JOB:
Below is a block of records: output all of them exactly and leave out the pictures.

=-=-=

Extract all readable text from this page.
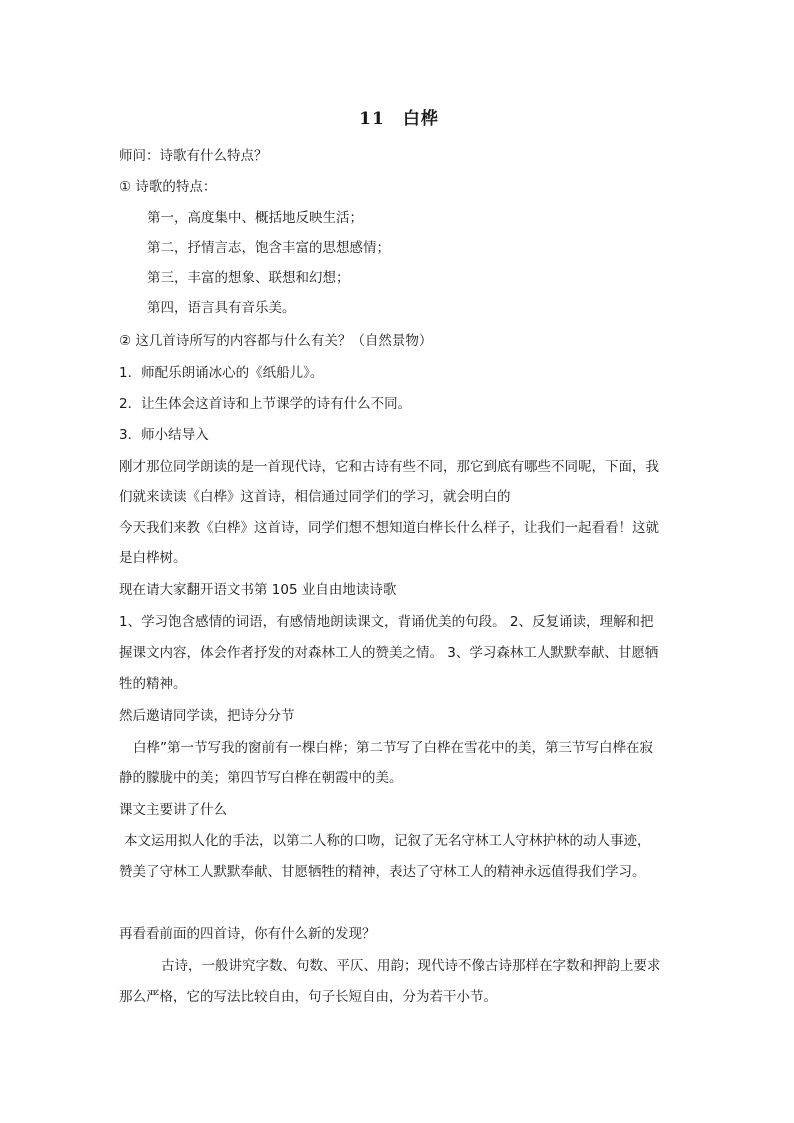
11　白桦
师问：诗歌有什么特点？
① 诗歌的特点：
第一，高度集中、概括地反映生活；
第二，抒情言志，饱含丰富的思想感情；
第三，丰富的想象、联想和幻想；
第四，语言具有音乐美。
② 这几首诗所写的内容都与什么有关？（自然景物）
1．师配乐朗诵冰心的《纸船儿》。
2．让生体会这首诗和上节课学的诗有什么不同。
3．师小结导入
刚才那位同学朗读的是一首现代诗，它和古诗有些不同，那它到底有哪些不同呢，下面，我
们就来读读《白桦》这首诗，相信通过同学们的学习，就会明白的
今天我们来教《白桦》这首诗，同学们想不想知道白桦长什么样子，让我们一起看看！这就
是白桦树。
现在请大家翻开语文书第 105 业自由地读诗歌
1、学习饱含感情的词语，有感情地朗读课文，背诵优美的句段。 2、反复诵读，理解和把
握课文内容，体会作者抒发的对森林工人的赞美之情。 3、学习森林工人默默奉献、甘愿牺
牲的精神。
然后邀请同学读，把诗分分节
白桦”第一节写我的窗前有一棵白桦；第二节写了白桦在雪花中的美，第三节写白桦在寂
静的朦胧中的美；第四节写白桦在朝霞中的美。
课文主要讲了什么
本文运用拟人化的手法，以第二人称的口吻，记叙了无名守林工人守林护林的动人事迹，
赞美了守林工人默默奉献、甘愿牺牲的精神，表达了守林工人的精神永远值得我们学习。
再看看前面的四首诗，你有什么新的发现？
古诗，一般讲究字数、句数、平仄、用韵；现代诗不像古诗那样在字数和押韵上要求
那么严格，它的写法比较自由，句子长短自由，分为若干小节。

=-=-=

TASK RESPONSE:
Extract all readable text from this page.
11　白桦
师问：诗歌有什么特点？
① 诗歌的特点：
第一，高度集中、概括地反映生活；
第二，抒情言志，饱含丰富的思想感情；
第三，丰富的想象、联想和幻想；
第四，语言具有音乐美。
② 这几首诗所写的内容都与什么有关？（自然景物）
1．师配乐朗诵冰心的《纸船儿》。
2．让生体会这首诗和上节课学的诗有什么不同。
3．师小结导入
刚才那位同学朗读的是一首现代诗，它和古诗有些不同，那它到底有哪些不同呢，下面，我
们就来读读《白桦》这首诗，相信通过同学们的学习，就会明白的
今天我们来教《白桦》这首诗，同学们想不想知道白桦长什么样子，让我们一起看看！这就
是白桦树。
现在请大家翻开语文书第 105 业自由地读诗歌
1、学习饱含感情的词语，有感情地朗读课文，背诵优美的句段。 2、反复诵读，理解和把
握课文内容，体会作者抒发的对森林工人的赞美之情。 3、学习森林工人默默奉献、甘愿牺
牲的精神。
然后邀请同学读，把诗分分节
白桦”第一节写我的窗前有一棵白桦；第二节写了白桦在雪花中的美，第三节写白桦在寂
静的朦胧中的美；第四节写白桦在朝霞中的美。
课文主要讲了什么
本文运用拟人化的手法，以第二人称的口吻，记叙了无名守林工人守林护林的动人事迹，
赞美了守林工人默默奉献、甘愿牺牲的精神，表达了守林工人的精神永远值得我们学习。
再看看前面的四首诗，你有什么新的发现？
古诗，一般讲究字数、句数、平仄、用韵；现代诗不像古诗那样在字数和押韵上要求
那么严格，它的写法比较自由，句子长短自由，分为若干小节。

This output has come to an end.